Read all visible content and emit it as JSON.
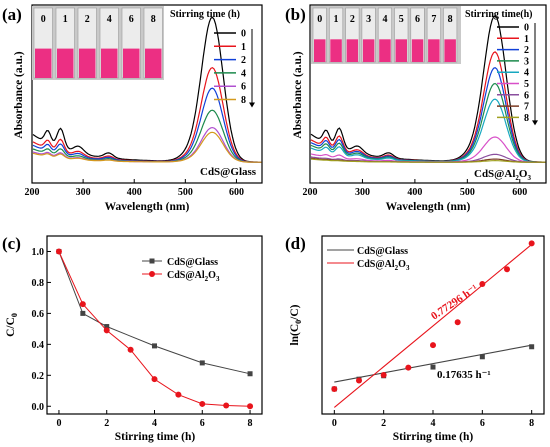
{
  "chart_data": [
    {
      "panel": "(a)",
      "type": "line",
      "xlabel": "Wavelength (nm)",
      "ylabel": "Absorbance (a.u.)",
      "xlim": [
        200,
        650
      ],
      "xticks": [
        200,
        300,
        400,
        500,
        600
      ],
      "legend_title": "Stirring time (h)",
      "legend_position": "top-right",
      "annotation": "CdS@Glass",
      "inset_labels": [
        "0",
        "1",
        "2",
        "4",
        "6",
        "8"
      ],
      "series": [
        {
          "name": "0",
          "color": "#000000",
          "peak": 0.92
        },
        {
          "name": "1",
          "color": "#e8141c",
          "peak": 0.6
        },
        {
          "name": "2",
          "color": "#1040d8",
          "peak": 0.47
        },
        {
          "name": "4",
          "color": "#1c8a4c",
          "peak": 0.33
        },
        {
          "name": "6",
          "color": "#b050d0",
          "peak": 0.22
        },
        {
          "name": "8",
          "color": "#d49a1e",
          "peak": 0.19
        }
      ]
    },
    {
      "panel": "(b)",
      "type": "line",
      "xlabel": "Wavelength (nm)",
      "ylabel": "Absorbance (a.u.)",
      "xlim": [
        200,
        650
      ],
      "xticks": [
        200,
        300,
        400,
        500,
        600
      ],
      "legend_title": "Stirring time(h)",
      "legend_position": "top-right",
      "annotation": "CdS@Al2O3",
      "inset_labels": [
        "0",
        "1",
        "2",
        "3",
        "4",
        "5",
        "6",
        "7",
        "8"
      ],
      "series": [
        {
          "name": "0",
          "color": "#000000",
          "peak": 0.93
        },
        {
          "name": "1",
          "color": "#e8141c",
          "peak": 0.7
        },
        {
          "name": "2",
          "color": "#1040d8",
          "peak": 0.6
        },
        {
          "name": "3",
          "color": "#1c8a4c",
          "peak": 0.5
        },
        {
          "name": "4",
          "color": "#17a8c0",
          "peak": 0.4
        },
        {
          "name": "5",
          "color": "#d84fc8",
          "peak": 0.16
        },
        {
          "name": "6",
          "color": "#8a4e9e",
          "peak": 0.05
        },
        {
          "name": "7",
          "color": "#7a3a22",
          "peak": 0.02
        },
        {
          "name": "8",
          "color": "#a0a020",
          "peak": 0.01
        }
      ]
    },
    {
      "panel": "(c)",
      "type": "line",
      "xlabel": "Stirring time (h)",
      "ylabel": "C/C0",
      "xlim": [
        -0.5,
        8.5
      ],
      "ylim": [
        -0.05,
        1.1
      ],
      "xticks": [
        0,
        2,
        4,
        6,
        8
      ],
      "yticks": [
        0.0,
        0.2,
        0.4,
        0.6,
        0.8,
        1.0
      ],
      "legend_position": "top-right",
      "series": [
        {
          "name": "CdS@Glass",
          "color": "#444444",
          "marker": "square",
          "x": [
            0,
            1,
            2,
            4,
            6,
            8
          ],
          "y": [
            1.0,
            0.6,
            0.515,
            0.39,
            0.28,
            0.21
          ]
        },
        {
          "name": "CdS@Al2O3",
          "color": "#e8141c",
          "marker": "circle",
          "x": [
            0,
            1,
            2,
            3,
            4,
            5,
            6,
            7,
            8
          ],
          "y": [
            1.0,
            0.66,
            0.49,
            0.365,
            0.175,
            0.075,
            0.015,
            0.005,
            0.0
          ]
        }
      ]
    },
    {
      "panel": "(d)",
      "type": "scatter",
      "xlabel": "Stirring time (h)",
      "ylabel": "ln(C0/C)",
      "xlim": [
        -0.5,
        8.5
      ],
      "ylim": [
        -0.15,
        6.6
      ],
      "xticks": [
        0,
        2,
        4,
        6,
        8
      ],
      "legend_position": "top-left",
      "series": [
        {
          "name": "CdS@Glass",
          "color": "#444444",
          "marker": "square",
          "x": [
            0,
            1,
            2,
            4,
            6,
            8
          ],
          "y": [
            0.8,
            1.17,
            1.3,
            1.63,
            2.02,
            2.4
          ],
          "fit": {
            "x": [
              0,
              8
            ],
            "y": [
              1.06,
              2.46
            ],
            "label": "0.17635 h⁻¹"
          }
        },
        {
          "name": "CdS@Al2O3",
          "color": "#e8141c",
          "marker": "circle",
          "x": [
            0,
            1,
            2,
            3,
            4,
            5,
            6,
            7,
            8
          ],
          "y": [
            0.8,
            1.12,
            1.33,
            1.61,
            2.46,
            3.33,
            4.78,
            5.34,
            6.32
          ],
          "fit": {
            "x": [
              0,
              8
            ],
            "y": [
              0.1,
              6.28
            ],
            "label": "0.77296 h⁻¹"
          }
        }
      ]
    }
  ],
  "text": {
    "a": {
      "panel": "(a)",
      "xlabel": "Wavelength (nm)",
      "ylabel": "Absorbance (a.u.)",
      "legend_title": "Stirring time (h)",
      "annotation": "CdS@Glass"
    },
    "b": {
      "panel": "(b)",
      "xlabel": "Wavelength (nm)",
      "ylabel": "Absorbance (a.u.)",
      "legend_title": "Stirring time(h)"
    },
    "c": {
      "panel": "(c)",
      "xlabel": "Stirring time (h)",
      "leg1": "CdS@Glass"
    },
    "d": {
      "panel": "(d)",
      "xlabel": "Stirring time (h)",
      "leg1": "CdS@Glass"
    },
    "subs": {
      "al2o3_head": "CdS@Al",
      "sub2": "2",
      "o": "O",
      "sub3": "3",
      "c": "C",
      "sub0": "0",
      "cc0_head": "C/C",
      "ln_head": "ln(C",
      "ln_mid": "/C)"
    },
    "fit_glass": "0.17635 h⁻¹",
    "fit_al2o3": "0.77296 h⁻¹"
  },
  "colors": {
    "vial_pink": "#ec2f83",
    "inset_bg": "#c8c8c8",
    "fit_red": "#e8141c"
  }
}
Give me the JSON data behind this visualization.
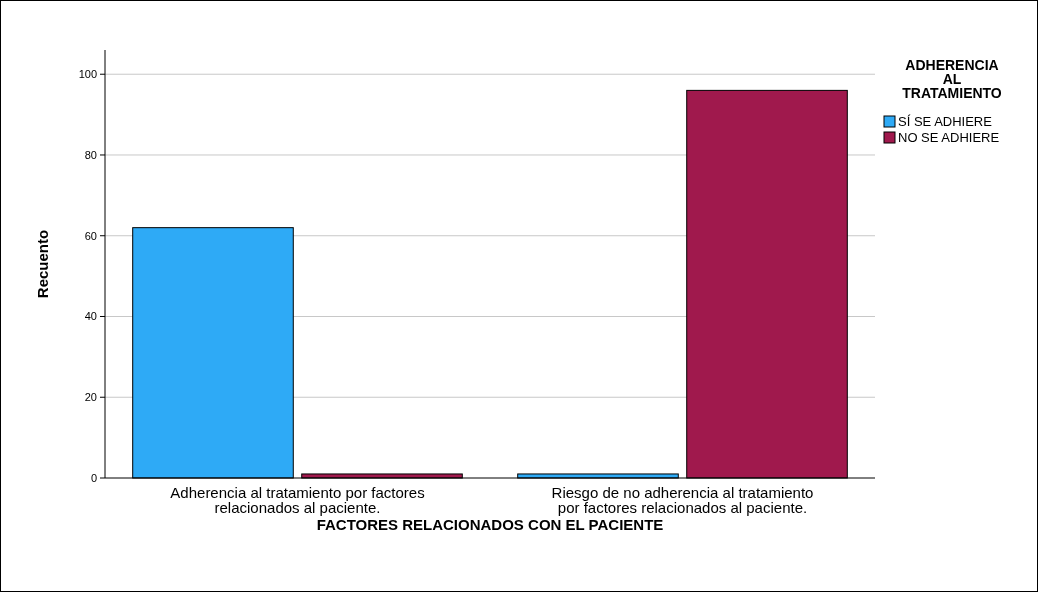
{
  "chart_data": {
    "type": "bar",
    "xlabel": "FACTORES RELACIONADOS CON EL PACIENTE",
    "ylabel": "Recuento",
    "legend_title": "ADHERENCIA AL TRATAMIENTO",
    "categories": [
      "Adherencia al tratamiento por factores relacionados al paciente.",
      "Riesgo de no adherencia al tratamiento por factores relacionados al paciente."
    ],
    "series": [
      {
        "name": "SÍ SE ADHIERE",
        "color": "#2eaaf6",
        "values": [
          62,
          1
        ]
      },
      {
        "name": "NO SE ADHIERE",
        "color": "#a0194d",
        "values": [
          1,
          96
        ]
      }
    ],
    "ylim": [
      0,
      106
    ],
    "yticks": [
      0,
      20,
      40,
      60,
      80,
      100
    ],
    "grid": "y",
    "legend": "top right"
  }
}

(Written request) Give an exact copy of the material, leaving out every picture.

(Reply)
Read all visible content and emit it as JSON.
{
  "chart_data": [
    {
      "panel": "(a)",
      "type": "line",
      "xlabel": "Wavelength (nm)",
      "ylabel": "Absorbance (a.u.)",
      "xlim": [
        200,
        650
      ],
      "xticks": [
        200,
        300,
        400,
        500,
        600
      ],
      "legend_title": "Stirring time (h)",
      "legend_position": "top-right",
      "annotation": "CdS@Glass",
      "inset_labels": [
        "0",
        "1",
        "2",
        "4",
        "6",
        "8"
      ],
      "series": [
        {
          "name": "0",
          "color": "#000000",
          "peak": 0.92
        },
        {
          "name": "1",
          "color": "#e8141c",
          "peak": 0.6
        },
        {
          "name": "2",
          "color": "#1040d8",
          "peak": 0.47
        },
        {
          "name": "4",
          "color": "#1c8a4c",
          "peak": 0.33
        },
        {
          "name": "6",
          "color": "#b050d0",
          "peak": 0.22
        },
        {
          "name": "8",
          "color": "#d49a1e",
          "peak": 0.19
        }
      ]
    },
    {
      "panel": "(b)",
      "type": "line",
      "xlabel": "Wavelength (nm)",
      "ylabel": "Absorbance (a.u.)",
      "xlim": [
        200,
        650
      ],
      "xticks": [
        200,
        300,
        400,
        500,
        600
      ],
      "legend_title": "Stirring time(h)",
      "legend_position": "top-right",
      "annotation": "CdS@Al2O3",
      "inset_labels": [
        "0",
        "1",
        "2",
        "3",
        "4",
        "5",
        "6",
        "7",
        "8"
      ],
      "series": [
        {
          "name": "0",
          "color": "#000000",
          "peak": 0.93
        },
        {
          "name": "1",
          "color": "#e8141c",
          "peak": 0.7
        },
        {
          "name": "2",
          "color": "#1040d8",
          "peak": 0.6
        },
        {
          "name": "3",
          "color": "#1c8a4c",
          "peak": 0.5
        },
        {
          "name": "4",
          "color": "#17a8c0",
          "peak": 0.4
        },
        {
          "name": "5",
          "color": "#d84fc8",
          "peak": 0.16
        },
        {
          "name": "6",
          "color": "#8a4e9e",
          "peak": 0.05
        },
        {
          "name": "7",
          "color": "#7a3a22",
          "peak": 0.02
        },
        {
          "name": "8",
          "color": "#a0a020",
          "peak": 0.01
        }
      ]
    },
    {
      "panel": "(c)",
      "type": "line",
      "xlabel": "Stirring time (h)",
      "ylabel": "C/C0",
      "xlim": [
        -0.5,
        8.5
      ],
      "ylim": [
        -0.05,
        1.1
      ],
      "xticks": [
        0,
        2,
        4,
        6,
        8
      ],
      "yticks": [
        0.0,
        0.2,
        0.4,
        0.6,
        0.8,
        1.0
      ],
      "legend_position": "top-right",
      "series": [
        {
          "name": "CdS@Glass",
          "color": "#444444",
          "marker": "square",
          "x": [
            0,
            1,
            2,
            4,
            6,
            8
          ],
          "y": [
            1.0,
            0.6,
            0.515,
            0.39,
            0.28,
            0.21
          ]
        },
        {
          "name": "CdS@Al2O3",
          "color": "#e8141c",
          "marker": "circle",
          "x": [
            0,
            1,
            2,
            3,
            4,
            5,
            6,
            7,
            8
          ],
          "y": [
            1.0,
            0.66,
            0.49,
            0.365,
            0.175,
            0.075,
            0.015,
            0.005,
            0.0
          ]
        }
      ]
    },
    {
      "panel": "(d)",
      "type": "scatter",
      "xlabel": "Stirring time (h)",
      "ylabel": "ln(C0/C)",
      "xlim": [
        -0.5,
        8.5
      ],
      "ylim": [
        -0.15,
        6.6
      ],
      "xticks": [
        0,
        2,
        4,
        6,
        8
      ],
      "legend_position": "top-left",
      "series": [
        {
          "name": "CdS@Glass",
          "color": "#444444",
          "marker": "square",
          "x": [
            0,
            1,
            2,
            4,
            6,
            8
          ],
          "y": [
            0.8,
            1.17,
            1.3,
            1.63,
            2.02,
            2.4
          ],
          "fit": {
            "x": [
              0,
              8
            ],
            "y": [
              1.06,
              2.46
            ],
            "label": "0.17635 h⁻¹"
          }
        },
        {
          "name": "CdS@Al2O3",
          "color": "#e8141c",
          "marker": "circle",
          "x": [
            0,
            1,
            2,
            3,
            4,
            5,
            6,
            7,
            8
          ],
          "y": [
            0.8,
            1.12,
            1.33,
            1.61,
            2.46,
            3.33,
            4.78,
            5.34,
            6.32
          ],
          "fit": {
            "x": [
              0,
              8
            ],
            "y": [
              0.1,
              6.28
            ],
            "label": "0.77296 h⁻¹"
          }
        }
      ]
    }
  ],
  "text": {
    "a": {
      "panel": "(a)",
      "xlabel": "Wavelength (nm)",
      "ylabel": "Absorbance (a.u.)",
      "legend_title": "Stirring time (h)",
      "annotation": "CdS@Glass"
    },
    "b": {
      "panel": "(b)",
      "xlabel": "Wavelength (nm)",
      "ylabel": "Absorbance (a.u.)",
      "legend_title": "Stirring time(h)"
    },
    "c": {
      "panel": "(c)",
      "xlabel": "Stirring time (h)",
      "leg1": "CdS@Glass"
    },
    "d": {
      "panel": "(d)",
      "xlabel": "Stirring time (h)",
      "leg1": "CdS@Glass"
    },
    "subs": {
      "al2o3_head": "CdS@Al",
      "sub2": "2",
      "o": "O",
      "sub3": "3",
      "c": "C",
      "sub0": "0",
      "cc0_head": "C/C",
      "ln_head": "ln(C",
      "ln_mid": "/C)"
    },
    "fit_glass": "0.17635 h⁻¹",
    "fit_al2o3": "0.77296 h⁻¹"
  },
  "colors": {
    "vial_pink": "#ec2f83",
    "inset_bg": "#c8c8c8",
    "fit_red": "#e8141c"
  }
}
Give me the JSON data behind this visualization.
{
  "chart_data": {
    "type": "bar",
    "xlabel": "FACTORES RELACIONADOS CON EL PACIENTE",
    "ylabel": "Recuento",
    "legend_title": "ADHERENCIA AL TRATAMIENTO",
    "categories": [
      "Adherencia al tratamiento por factores relacionados al paciente.",
      "Riesgo de no adherencia al tratamiento por factores relacionados al paciente."
    ],
    "series": [
      {
        "name": "SÍ SE ADHIERE",
        "color": "#2eaaf6",
        "values": [
          62,
          1
        ]
      },
      {
        "name": "NO SE ADHIERE",
        "color": "#a0194d",
        "values": [
          1,
          96
        ]
      }
    ],
    "ylim": [
      0,
      106
    ],
    "yticks": [
      0,
      20,
      40,
      60,
      80,
      100
    ],
    "grid": "y",
    "legend": "top right"
  }
}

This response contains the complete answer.